### Task directions
Scan the records for the string "Valor"; copy each line where it occurs.

Data entries:
#####

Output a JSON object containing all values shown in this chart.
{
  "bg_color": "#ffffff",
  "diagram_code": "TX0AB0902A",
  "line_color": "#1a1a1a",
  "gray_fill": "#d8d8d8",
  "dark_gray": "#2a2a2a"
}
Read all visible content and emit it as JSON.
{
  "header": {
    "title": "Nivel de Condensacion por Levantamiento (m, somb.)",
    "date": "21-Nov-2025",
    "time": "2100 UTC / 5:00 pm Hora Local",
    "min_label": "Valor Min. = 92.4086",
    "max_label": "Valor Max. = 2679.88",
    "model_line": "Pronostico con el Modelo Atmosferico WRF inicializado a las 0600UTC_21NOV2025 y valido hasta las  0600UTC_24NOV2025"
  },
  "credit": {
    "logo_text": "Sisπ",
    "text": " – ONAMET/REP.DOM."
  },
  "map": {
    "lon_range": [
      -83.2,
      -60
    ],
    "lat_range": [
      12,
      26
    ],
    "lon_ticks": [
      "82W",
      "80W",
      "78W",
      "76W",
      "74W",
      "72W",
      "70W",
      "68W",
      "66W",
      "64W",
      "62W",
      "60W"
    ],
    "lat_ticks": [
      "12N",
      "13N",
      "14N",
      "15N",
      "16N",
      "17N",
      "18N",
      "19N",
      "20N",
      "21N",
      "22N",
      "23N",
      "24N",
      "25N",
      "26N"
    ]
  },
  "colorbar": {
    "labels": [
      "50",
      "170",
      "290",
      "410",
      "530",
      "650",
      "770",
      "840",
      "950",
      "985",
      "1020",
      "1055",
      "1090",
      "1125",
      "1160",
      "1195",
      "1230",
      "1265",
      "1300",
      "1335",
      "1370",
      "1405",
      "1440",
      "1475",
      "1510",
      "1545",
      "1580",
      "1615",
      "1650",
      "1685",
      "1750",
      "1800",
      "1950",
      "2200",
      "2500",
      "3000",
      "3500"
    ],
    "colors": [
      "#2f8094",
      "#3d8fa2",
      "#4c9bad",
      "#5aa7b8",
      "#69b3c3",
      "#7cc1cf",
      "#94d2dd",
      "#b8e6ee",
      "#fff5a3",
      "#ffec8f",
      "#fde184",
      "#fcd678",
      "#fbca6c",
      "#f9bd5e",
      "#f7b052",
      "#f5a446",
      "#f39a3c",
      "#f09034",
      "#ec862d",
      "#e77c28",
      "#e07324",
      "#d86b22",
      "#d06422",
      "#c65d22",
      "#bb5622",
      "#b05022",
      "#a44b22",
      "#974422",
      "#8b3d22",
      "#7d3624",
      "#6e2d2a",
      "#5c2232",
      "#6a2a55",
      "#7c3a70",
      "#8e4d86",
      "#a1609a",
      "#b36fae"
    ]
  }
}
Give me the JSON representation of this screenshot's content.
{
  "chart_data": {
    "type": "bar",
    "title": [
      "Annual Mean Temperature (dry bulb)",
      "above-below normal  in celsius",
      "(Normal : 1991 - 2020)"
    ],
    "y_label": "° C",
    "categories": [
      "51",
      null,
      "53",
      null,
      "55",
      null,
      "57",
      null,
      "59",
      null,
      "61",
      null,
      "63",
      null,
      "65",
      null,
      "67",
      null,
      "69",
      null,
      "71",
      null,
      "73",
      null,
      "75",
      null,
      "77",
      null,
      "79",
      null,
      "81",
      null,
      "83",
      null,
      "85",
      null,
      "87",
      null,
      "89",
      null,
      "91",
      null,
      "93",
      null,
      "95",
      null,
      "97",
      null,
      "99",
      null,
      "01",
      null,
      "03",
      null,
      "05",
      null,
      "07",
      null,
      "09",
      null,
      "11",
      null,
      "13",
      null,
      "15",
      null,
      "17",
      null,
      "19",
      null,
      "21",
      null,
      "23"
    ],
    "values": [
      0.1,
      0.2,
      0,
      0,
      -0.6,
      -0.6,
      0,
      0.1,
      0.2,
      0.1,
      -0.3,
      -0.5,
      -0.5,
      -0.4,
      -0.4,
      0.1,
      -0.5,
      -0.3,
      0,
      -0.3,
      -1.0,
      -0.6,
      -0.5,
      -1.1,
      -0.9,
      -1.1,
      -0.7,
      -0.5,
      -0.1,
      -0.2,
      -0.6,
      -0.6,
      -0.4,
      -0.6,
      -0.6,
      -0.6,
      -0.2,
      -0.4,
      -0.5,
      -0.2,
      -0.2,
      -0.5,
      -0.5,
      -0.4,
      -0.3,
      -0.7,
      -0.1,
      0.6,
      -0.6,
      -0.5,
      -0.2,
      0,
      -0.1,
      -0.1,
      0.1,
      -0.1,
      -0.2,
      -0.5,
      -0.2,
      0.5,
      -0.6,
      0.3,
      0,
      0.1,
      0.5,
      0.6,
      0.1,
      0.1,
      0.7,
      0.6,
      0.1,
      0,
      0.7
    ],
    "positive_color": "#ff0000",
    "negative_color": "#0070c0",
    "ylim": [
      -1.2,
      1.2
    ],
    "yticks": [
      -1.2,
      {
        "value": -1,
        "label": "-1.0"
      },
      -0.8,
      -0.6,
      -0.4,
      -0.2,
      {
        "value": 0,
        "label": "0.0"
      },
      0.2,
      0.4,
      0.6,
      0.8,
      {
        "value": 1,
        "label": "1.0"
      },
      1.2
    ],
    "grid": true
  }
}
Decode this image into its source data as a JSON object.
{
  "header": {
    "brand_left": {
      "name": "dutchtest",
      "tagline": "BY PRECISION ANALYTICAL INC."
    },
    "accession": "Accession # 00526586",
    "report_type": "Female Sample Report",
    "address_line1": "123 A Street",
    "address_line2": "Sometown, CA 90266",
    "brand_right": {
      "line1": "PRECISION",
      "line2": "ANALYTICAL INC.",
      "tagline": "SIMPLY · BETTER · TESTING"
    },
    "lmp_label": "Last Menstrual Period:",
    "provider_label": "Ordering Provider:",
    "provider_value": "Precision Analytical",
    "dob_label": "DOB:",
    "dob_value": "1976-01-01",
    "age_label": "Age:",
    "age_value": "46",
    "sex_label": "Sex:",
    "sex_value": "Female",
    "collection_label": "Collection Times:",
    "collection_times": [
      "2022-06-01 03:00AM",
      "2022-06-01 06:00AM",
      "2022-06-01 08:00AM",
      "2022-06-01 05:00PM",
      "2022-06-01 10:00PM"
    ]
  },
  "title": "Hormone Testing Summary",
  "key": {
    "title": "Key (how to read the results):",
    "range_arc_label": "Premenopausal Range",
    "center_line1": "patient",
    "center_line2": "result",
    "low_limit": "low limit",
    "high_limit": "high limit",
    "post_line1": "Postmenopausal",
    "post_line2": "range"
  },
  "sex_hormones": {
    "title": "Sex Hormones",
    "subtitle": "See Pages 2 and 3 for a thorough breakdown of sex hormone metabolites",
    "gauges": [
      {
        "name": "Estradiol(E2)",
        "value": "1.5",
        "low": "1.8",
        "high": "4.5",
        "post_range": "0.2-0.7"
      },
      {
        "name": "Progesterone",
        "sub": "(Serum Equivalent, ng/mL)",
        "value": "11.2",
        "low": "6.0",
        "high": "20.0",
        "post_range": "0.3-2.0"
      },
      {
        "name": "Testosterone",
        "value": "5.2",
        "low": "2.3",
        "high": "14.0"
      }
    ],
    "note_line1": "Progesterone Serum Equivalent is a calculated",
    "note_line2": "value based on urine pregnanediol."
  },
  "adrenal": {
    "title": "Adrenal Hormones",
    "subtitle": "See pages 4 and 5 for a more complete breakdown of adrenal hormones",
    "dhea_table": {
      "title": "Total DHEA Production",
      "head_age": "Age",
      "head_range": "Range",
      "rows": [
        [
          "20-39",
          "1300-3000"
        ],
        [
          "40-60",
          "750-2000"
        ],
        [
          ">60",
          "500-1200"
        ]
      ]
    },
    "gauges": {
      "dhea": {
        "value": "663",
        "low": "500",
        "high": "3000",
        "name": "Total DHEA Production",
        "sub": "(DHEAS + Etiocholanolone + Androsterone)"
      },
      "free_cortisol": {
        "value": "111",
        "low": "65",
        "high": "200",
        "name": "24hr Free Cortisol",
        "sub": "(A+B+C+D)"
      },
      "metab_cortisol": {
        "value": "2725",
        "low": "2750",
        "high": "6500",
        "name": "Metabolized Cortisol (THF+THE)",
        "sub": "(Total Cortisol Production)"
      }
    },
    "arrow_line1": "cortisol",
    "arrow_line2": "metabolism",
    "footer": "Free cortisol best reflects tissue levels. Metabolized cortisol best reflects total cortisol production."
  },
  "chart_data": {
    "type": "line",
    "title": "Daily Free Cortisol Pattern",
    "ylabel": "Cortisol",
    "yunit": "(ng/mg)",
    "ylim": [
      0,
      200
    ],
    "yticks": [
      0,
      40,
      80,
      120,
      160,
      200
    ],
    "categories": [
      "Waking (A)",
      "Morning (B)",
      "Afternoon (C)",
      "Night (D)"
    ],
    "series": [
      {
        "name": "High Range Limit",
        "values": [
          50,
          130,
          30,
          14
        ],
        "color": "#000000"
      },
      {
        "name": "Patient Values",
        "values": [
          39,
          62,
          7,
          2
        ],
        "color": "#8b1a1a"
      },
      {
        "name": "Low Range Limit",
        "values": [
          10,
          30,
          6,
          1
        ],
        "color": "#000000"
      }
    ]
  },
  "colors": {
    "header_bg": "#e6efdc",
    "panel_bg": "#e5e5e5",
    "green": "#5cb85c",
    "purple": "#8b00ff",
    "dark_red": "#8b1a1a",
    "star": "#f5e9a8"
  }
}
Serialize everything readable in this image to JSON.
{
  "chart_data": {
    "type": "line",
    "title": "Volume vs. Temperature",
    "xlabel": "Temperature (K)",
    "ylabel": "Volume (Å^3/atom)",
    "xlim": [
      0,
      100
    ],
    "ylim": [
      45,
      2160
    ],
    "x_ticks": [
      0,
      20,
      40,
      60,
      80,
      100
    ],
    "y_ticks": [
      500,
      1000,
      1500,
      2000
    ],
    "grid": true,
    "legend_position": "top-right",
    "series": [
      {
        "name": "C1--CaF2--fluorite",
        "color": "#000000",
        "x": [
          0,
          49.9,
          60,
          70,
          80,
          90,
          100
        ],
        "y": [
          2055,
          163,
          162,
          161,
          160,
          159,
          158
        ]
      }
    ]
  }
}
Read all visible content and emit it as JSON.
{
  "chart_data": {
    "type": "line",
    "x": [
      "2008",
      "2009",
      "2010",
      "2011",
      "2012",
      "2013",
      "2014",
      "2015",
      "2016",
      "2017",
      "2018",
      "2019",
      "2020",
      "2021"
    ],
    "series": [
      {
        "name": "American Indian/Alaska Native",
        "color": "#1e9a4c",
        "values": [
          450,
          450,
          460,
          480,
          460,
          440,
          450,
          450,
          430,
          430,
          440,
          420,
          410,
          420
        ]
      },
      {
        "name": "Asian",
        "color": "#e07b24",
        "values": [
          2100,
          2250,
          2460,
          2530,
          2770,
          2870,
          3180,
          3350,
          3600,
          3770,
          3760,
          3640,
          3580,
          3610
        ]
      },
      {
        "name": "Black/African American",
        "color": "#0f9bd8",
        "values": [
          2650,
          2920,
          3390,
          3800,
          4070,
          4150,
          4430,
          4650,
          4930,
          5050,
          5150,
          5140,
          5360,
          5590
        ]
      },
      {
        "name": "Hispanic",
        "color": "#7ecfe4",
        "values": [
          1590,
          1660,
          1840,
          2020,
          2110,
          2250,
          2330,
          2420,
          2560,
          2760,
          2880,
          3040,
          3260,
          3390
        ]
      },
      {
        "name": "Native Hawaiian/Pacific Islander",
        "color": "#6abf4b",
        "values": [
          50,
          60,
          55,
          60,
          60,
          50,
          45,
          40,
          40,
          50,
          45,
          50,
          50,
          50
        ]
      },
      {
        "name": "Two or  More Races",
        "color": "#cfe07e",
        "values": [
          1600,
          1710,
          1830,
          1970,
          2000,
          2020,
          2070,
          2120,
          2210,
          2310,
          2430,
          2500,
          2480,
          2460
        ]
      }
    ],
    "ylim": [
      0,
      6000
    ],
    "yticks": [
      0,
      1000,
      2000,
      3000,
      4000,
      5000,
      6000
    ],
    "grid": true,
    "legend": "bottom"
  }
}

#####

### Answer below
    "min_label": "Valor Min. = 92.4086",
    "max_label": "Valor Max. = 2679.88",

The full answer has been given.